[Stored records]

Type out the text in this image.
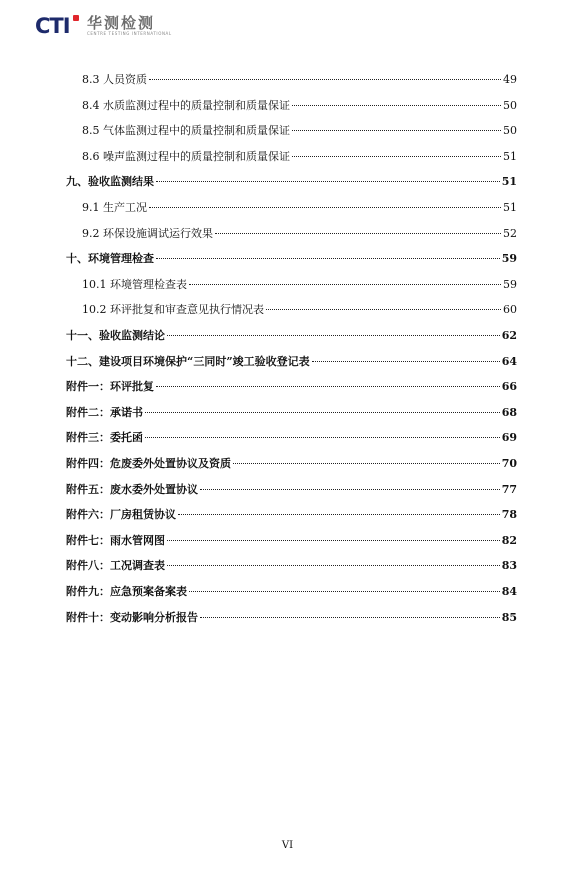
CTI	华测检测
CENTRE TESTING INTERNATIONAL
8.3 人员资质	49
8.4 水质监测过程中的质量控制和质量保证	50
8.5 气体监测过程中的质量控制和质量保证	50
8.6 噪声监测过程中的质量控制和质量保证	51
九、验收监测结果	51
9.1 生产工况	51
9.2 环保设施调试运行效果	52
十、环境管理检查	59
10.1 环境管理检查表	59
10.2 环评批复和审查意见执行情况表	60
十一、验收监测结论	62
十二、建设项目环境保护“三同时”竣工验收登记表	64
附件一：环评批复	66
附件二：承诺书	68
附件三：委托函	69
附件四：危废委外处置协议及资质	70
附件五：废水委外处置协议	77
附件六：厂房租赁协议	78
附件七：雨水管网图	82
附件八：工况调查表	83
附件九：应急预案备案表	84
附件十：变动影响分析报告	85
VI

THE EXERCISE -> Transcribe every line in the entries above, taking out only the images.

ANSWER FOR THIS EXERCISE ->
Type out the text in this image.
CTI	华测检测
CENTRE TESTING INTERNATIONAL
8.3 人员资质	49
8.4 水质监测过程中的质量控制和质量保证	50
8.5 气体监测过程中的质量控制和质量保证	50
8.6 噪声监测过程中的质量控制和质量保证	51
九、验收监测结果	51
9.1 生产工况	51
9.2 环保设施调试运行效果	52
十、环境管理检查	59
10.1 环境管理检查表	59
10.2 环评批复和审查意见执行情况表	60
十一、验收监测结论	62
十二、建设项目环境保护“三同时”竣工验收登记表	64
附件一：环评批复	66
附件二：承诺书	68
附件三：委托函	69
附件四：危废委外处置协议及资质	70
附件五：废水委外处置协议	77
附件六：厂房租赁协议	78
附件七：雨水管网图	82
附件八：工况调查表	83
附件九：应急预案备案表	84
附件十：变动影响分析报告	85
VI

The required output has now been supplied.